— START Available records —

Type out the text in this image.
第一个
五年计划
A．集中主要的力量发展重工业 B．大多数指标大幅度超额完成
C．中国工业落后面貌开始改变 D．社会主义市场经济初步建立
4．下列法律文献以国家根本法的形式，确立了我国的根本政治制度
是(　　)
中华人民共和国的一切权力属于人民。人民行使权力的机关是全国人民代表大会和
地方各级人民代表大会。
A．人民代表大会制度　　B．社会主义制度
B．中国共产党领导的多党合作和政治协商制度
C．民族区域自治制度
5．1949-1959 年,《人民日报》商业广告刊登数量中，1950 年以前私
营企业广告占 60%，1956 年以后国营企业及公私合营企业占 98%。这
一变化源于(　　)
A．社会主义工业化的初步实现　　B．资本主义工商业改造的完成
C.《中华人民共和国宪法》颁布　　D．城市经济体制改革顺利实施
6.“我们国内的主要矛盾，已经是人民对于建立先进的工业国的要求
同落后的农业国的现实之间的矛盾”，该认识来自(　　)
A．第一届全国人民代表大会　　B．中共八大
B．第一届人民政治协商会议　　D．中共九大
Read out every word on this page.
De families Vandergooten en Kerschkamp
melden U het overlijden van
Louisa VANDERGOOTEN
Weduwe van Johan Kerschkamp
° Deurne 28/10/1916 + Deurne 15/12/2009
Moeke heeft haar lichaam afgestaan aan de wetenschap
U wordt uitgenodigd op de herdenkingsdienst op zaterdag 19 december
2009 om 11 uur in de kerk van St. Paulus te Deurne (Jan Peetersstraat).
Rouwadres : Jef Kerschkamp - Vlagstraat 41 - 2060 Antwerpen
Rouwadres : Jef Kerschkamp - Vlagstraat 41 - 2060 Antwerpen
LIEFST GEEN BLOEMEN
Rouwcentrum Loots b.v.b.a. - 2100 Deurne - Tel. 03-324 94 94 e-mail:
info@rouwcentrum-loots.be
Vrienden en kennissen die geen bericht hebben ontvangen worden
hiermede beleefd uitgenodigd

— END Available records —

Task goal: Find the lines containing "Deurne" and list every one of them.

Result of this exercise:
° Deurne 28/10/1916 + Deurne 15/12/2009
2009 om 11 uur in de kerk van St. Paulus te Deurne (Jan Peetersstraat).
Rouwcentrum Loots b.v.b.a. - 2100 Deurne - Tel. 03-324 94 94 e-mail:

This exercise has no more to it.